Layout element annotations

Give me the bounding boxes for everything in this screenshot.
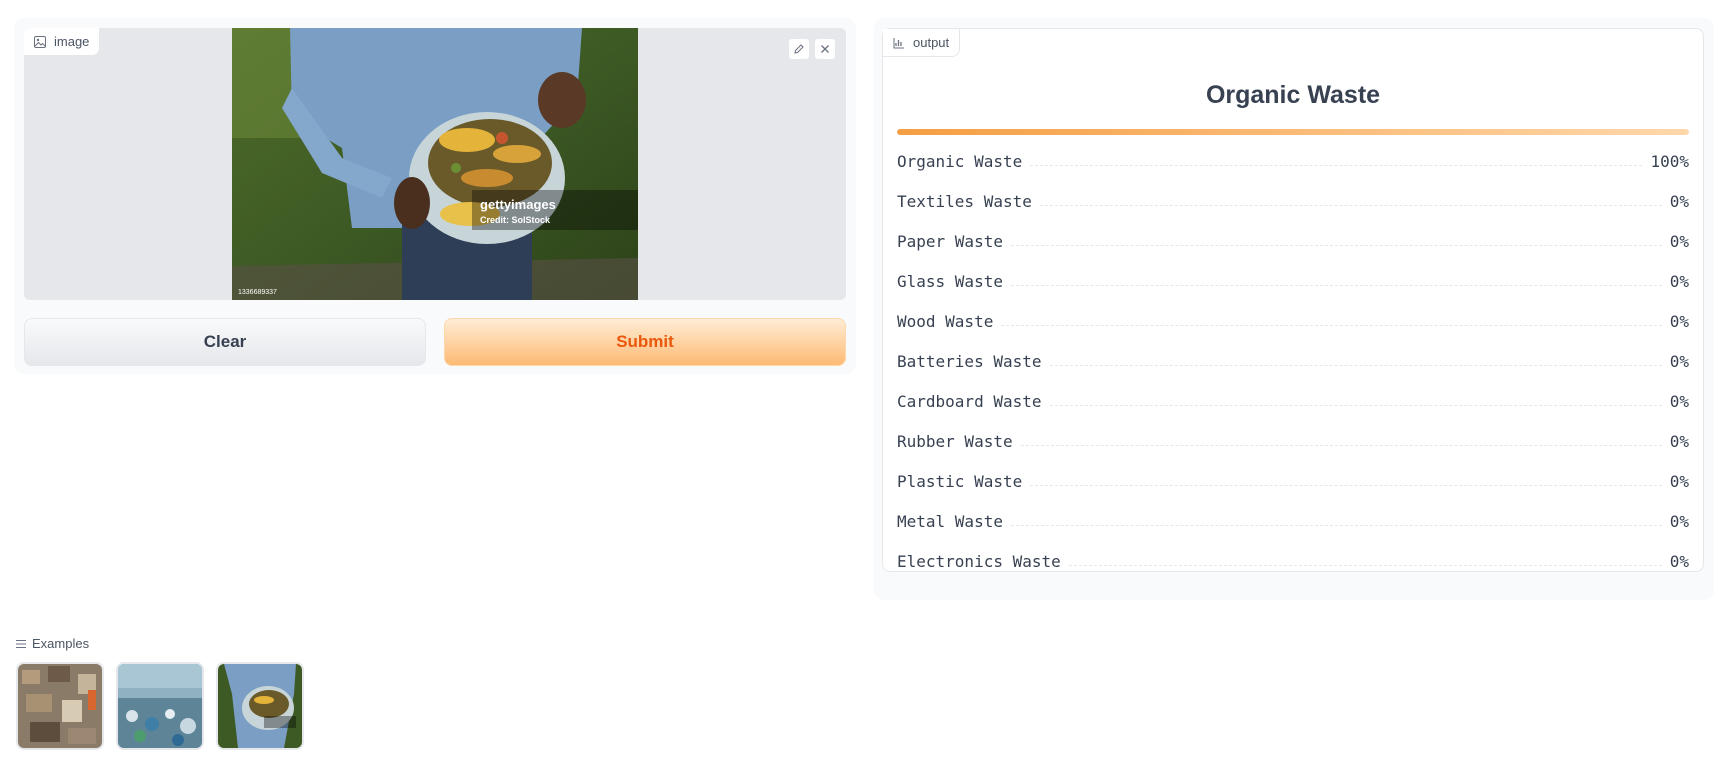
confidence-value: 0% [1669, 391, 1689, 411]
confidence-label: Rubber Waste [897, 431, 1013, 451]
submit-button[interactable]: Submit [444, 318, 846, 366]
examples-label: Examples [32, 636, 90, 651]
confidence-value: 0% [1669, 551, 1689, 571]
leader-dots [1049, 364, 1662, 366]
mixed-waste-image [18, 664, 102, 748]
confidence-row: Batteries Waste 0% [897, 341, 1689, 381]
confidence-row: Electronics Waste 0% [897, 541, 1689, 581]
edit-button[interactable] [788, 38, 810, 60]
confidence-row: Plastic Waste 0% [897, 461, 1689, 501]
confidence-value: 100% [1650, 151, 1689, 171]
image-input[interactable]: image gettyimages Credit: SolStock 13366… [24, 28, 846, 300]
confidence-value: 0% [1669, 231, 1689, 251]
confidence-label: Textiles Waste [897, 191, 1032, 211]
leader-dots [1049, 404, 1662, 406]
leader-dots [1020, 444, 1662, 446]
examples-header: Examples [16, 636, 89, 651]
confidence-value: 0% [1669, 431, 1689, 451]
confidence-list: Organic Waste 100% Textiles Waste 0% Paper W… [897, 141, 1689, 581]
confidence-label: Batteries Waste [897, 351, 1042, 371]
watermark-id: 1336689337 [238, 289, 277, 296]
example-thumbnail-plastic-waste[interactable] [116, 662, 204, 750]
confidence-value: 0% [1669, 271, 1689, 291]
confidence-value: 0% [1669, 351, 1689, 371]
watermark-brand: gettyimages [480, 197, 556, 212]
confidence-row: Wood Waste 0% [897, 301, 1689, 341]
predicted-label: Organic Waste [1205, 81, 1381, 109]
confidence-row: Metal Waste 0% [897, 501, 1689, 541]
confidence-bar [897, 129, 1689, 135]
leader-dots [1068, 564, 1662, 566]
leader-dots [1010, 284, 1662, 286]
image-icon [34, 35, 46, 48]
watermark-credit: Credit: SolStock [480, 215, 551, 225]
leader-dots [1001, 324, 1662, 326]
output-label-badge: output [883, 29, 961, 57]
confidence-row: Cardboard Waste 0% [897, 381, 1689, 421]
confidence-row: Paper Waste 0% [897, 221, 1689, 261]
confidence-label: Wood Waste [897, 311, 994, 331]
example-thumbnail-mixed-waste[interactable] [16, 662, 104, 750]
food-scraps-photo: gettyimages Credit: SolStock 1336689337 [232, 28, 638, 300]
confidence-label: Cardboard Waste [897, 391, 1042, 411]
confidence-label: Plastic Waste [897, 471, 1023, 491]
output-panel: output Organic Waste Organic Waste 100% Te… [874, 18, 1714, 600]
confidence-value: 0% [1669, 191, 1689, 211]
remove-image-button[interactable] [814, 38, 836, 60]
confidence-row: Rubber Waste 0% [897, 421, 1689, 461]
confidence-row: Glass Waste 0% [897, 261, 1689, 301]
confidence-label: Metal Waste [897, 511, 1003, 531]
leader-dots [1030, 164, 1643, 166]
confidence-row: Textiles Waste 0% [897, 181, 1689, 221]
confidence-label: Organic Waste [897, 151, 1023, 171]
uploaded-photo: gettyimages Credit: SolStock 1336689337 [232, 28, 638, 300]
image-toolbar [788, 38, 836, 60]
example-thumbnail-organic-waste[interactable] [216, 662, 304, 750]
input-panel: image gettyimages Credit: SolStock 13366… [14, 18, 856, 374]
plastic-waste-image [118, 664, 202, 748]
action-buttons: Clear Submit [24, 318, 846, 366]
list-icon [16, 639, 26, 648]
bar-chart-icon [893, 37, 904, 48]
confidence-label: Glass Waste [897, 271, 1003, 291]
image-label-badge: image [24, 28, 101, 56]
close-icon [821, 45, 829, 53]
leader-dots [1010, 524, 1662, 526]
confidence-label: Electronics Waste [897, 551, 1061, 571]
confidence-label: Paper Waste [897, 231, 1003, 251]
confidence-bar-fill [897, 129, 1689, 135]
output-label: output [913, 35, 950, 50]
leader-dots [1030, 484, 1662, 486]
organic-waste-image [218, 664, 302, 748]
image-label: image [54, 34, 90, 49]
examples-gallery [16, 662, 304, 750]
clear-button[interactable]: Clear [24, 318, 426, 366]
leader-dots [1010, 244, 1662, 246]
confidence-row: Organic Waste 100% [897, 141, 1689, 181]
leader-dots [1039, 204, 1662, 206]
confidence-value: 0% [1669, 511, 1689, 531]
pencil-icon [794, 44, 804, 54]
confidence-value: 0% [1669, 311, 1689, 331]
label-output: output Organic Waste Organic Waste 100% Te… [882, 28, 1704, 572]
confidence-value: 0% [1669, 471, 1689, 491]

### [TASK GOAL]
How many lines in the entries above contain the string "Clear"? Case counts; reply with the number alone.

### [ANSWER FOR THE TASK]
2